== Information given ==

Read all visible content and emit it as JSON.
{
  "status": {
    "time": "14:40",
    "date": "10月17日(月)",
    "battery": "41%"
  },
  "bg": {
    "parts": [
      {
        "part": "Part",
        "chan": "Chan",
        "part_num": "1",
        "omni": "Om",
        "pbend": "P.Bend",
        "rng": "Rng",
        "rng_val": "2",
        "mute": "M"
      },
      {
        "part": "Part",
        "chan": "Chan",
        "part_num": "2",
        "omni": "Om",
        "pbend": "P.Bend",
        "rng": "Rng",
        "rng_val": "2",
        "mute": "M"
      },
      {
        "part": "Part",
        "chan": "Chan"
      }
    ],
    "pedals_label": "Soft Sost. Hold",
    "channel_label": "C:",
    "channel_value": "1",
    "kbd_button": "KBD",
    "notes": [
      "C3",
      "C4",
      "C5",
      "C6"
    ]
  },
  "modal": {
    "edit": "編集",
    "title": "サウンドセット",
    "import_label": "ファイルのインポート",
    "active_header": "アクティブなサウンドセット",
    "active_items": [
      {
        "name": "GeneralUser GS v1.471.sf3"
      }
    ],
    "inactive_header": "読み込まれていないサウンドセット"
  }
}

===
== Information given ==

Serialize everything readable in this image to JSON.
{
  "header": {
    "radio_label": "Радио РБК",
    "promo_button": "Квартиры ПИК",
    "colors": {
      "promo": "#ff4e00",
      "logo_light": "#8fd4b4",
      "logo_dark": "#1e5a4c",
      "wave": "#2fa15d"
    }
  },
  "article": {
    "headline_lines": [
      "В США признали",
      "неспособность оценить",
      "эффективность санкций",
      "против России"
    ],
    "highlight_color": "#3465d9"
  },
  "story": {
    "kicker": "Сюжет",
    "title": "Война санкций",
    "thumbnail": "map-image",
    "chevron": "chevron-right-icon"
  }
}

===
== Information given ==

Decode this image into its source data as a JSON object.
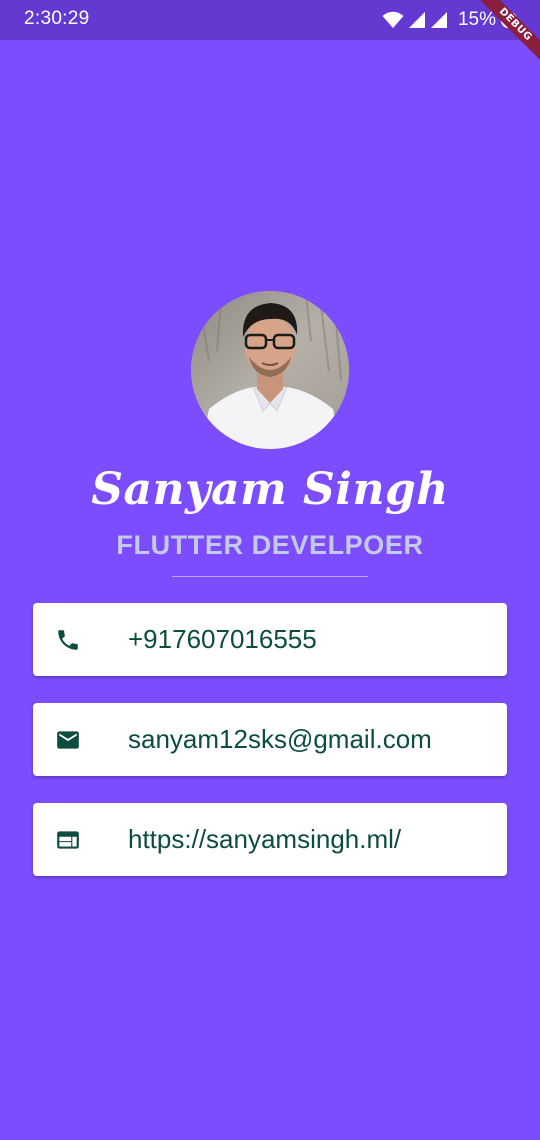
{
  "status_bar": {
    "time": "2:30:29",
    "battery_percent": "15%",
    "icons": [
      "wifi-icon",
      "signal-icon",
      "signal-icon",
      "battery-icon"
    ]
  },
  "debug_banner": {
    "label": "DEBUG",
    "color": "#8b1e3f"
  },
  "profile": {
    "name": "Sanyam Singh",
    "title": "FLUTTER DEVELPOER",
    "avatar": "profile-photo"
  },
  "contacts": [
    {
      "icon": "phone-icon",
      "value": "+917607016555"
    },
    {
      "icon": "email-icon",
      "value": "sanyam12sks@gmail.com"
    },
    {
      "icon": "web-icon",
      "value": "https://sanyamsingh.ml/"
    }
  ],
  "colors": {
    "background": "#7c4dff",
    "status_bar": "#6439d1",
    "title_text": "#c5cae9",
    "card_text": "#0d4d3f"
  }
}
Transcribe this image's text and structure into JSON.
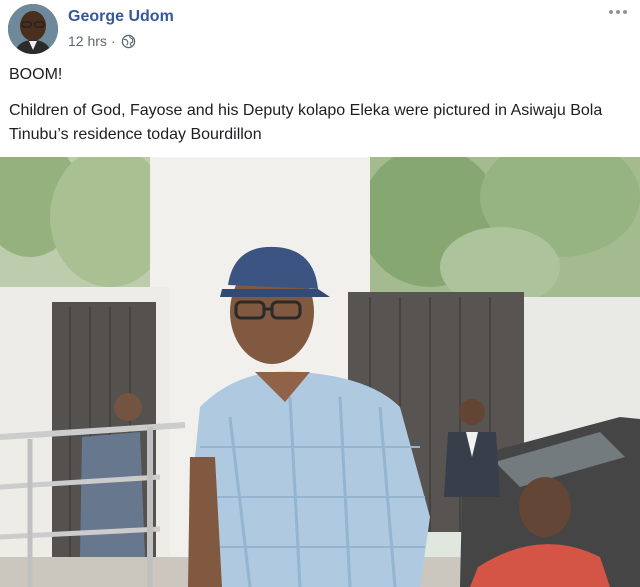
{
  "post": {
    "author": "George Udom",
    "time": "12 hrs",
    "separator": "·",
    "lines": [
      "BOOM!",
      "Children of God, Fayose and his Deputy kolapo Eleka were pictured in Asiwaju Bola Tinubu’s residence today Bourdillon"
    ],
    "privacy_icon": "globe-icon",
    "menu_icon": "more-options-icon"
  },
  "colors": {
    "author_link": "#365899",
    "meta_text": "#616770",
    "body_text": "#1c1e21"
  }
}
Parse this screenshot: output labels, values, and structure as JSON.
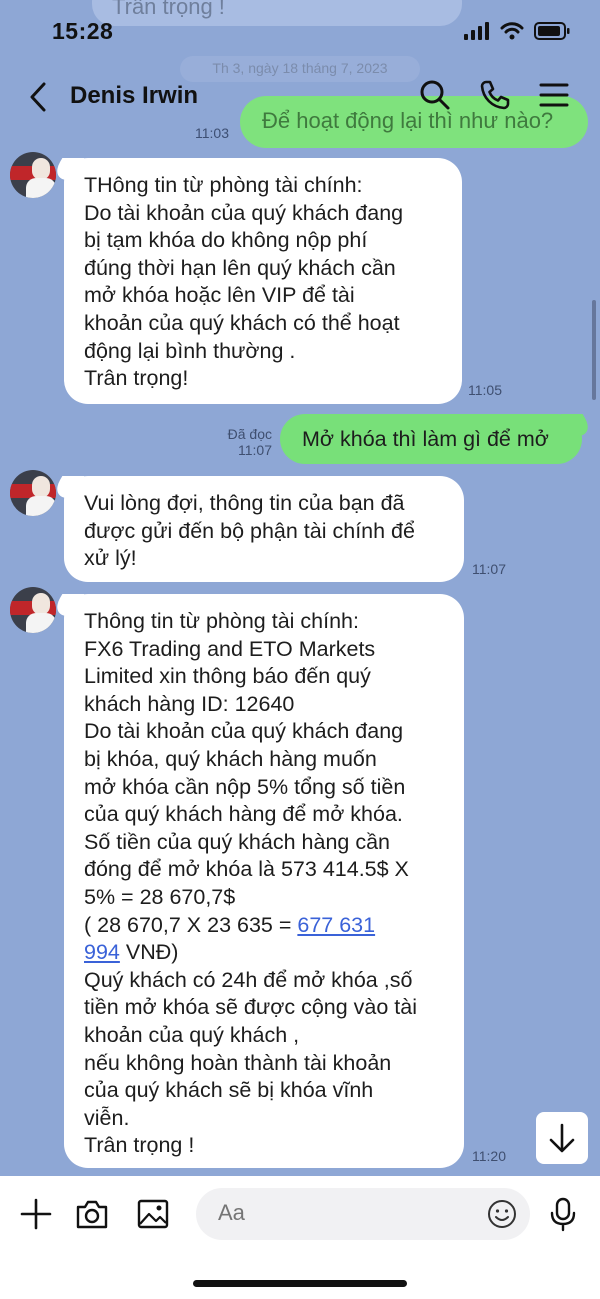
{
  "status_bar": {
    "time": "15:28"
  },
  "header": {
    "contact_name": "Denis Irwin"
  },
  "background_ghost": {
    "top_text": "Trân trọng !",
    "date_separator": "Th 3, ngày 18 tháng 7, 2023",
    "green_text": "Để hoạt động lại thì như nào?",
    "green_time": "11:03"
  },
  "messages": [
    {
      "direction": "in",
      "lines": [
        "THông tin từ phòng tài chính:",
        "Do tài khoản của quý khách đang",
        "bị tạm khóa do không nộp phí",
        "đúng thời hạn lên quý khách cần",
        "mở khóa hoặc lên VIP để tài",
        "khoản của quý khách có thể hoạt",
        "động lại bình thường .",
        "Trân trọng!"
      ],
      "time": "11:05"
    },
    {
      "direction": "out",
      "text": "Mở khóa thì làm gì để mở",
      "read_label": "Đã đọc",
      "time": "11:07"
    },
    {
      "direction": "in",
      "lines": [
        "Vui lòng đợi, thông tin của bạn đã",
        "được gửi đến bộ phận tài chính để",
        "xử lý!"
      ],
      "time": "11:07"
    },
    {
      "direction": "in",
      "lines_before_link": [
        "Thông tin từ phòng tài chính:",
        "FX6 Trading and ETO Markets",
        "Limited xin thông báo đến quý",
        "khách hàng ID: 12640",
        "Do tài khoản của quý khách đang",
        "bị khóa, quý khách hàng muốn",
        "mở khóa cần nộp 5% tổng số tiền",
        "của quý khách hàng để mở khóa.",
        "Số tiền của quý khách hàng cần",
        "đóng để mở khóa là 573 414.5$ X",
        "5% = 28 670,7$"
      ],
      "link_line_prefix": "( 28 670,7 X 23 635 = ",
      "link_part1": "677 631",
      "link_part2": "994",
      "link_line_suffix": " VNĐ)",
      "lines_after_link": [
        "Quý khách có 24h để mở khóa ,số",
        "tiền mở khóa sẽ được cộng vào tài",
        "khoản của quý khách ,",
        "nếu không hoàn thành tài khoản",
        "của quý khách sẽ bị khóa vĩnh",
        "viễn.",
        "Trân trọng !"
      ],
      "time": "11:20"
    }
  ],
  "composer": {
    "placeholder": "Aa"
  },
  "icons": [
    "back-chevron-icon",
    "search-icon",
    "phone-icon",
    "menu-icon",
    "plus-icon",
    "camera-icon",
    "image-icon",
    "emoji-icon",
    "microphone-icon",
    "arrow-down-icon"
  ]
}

===

§ **The exercise**
Review the material and copy each line in which the word "this" appears.

§ **In response**
Serialize everything readable in this image to JSON.
Decode this image into its source data as a JSON object.
Transcribe this image's text and structure into JSON.
Parse this screenshot: output labels, values, and structure as JSON.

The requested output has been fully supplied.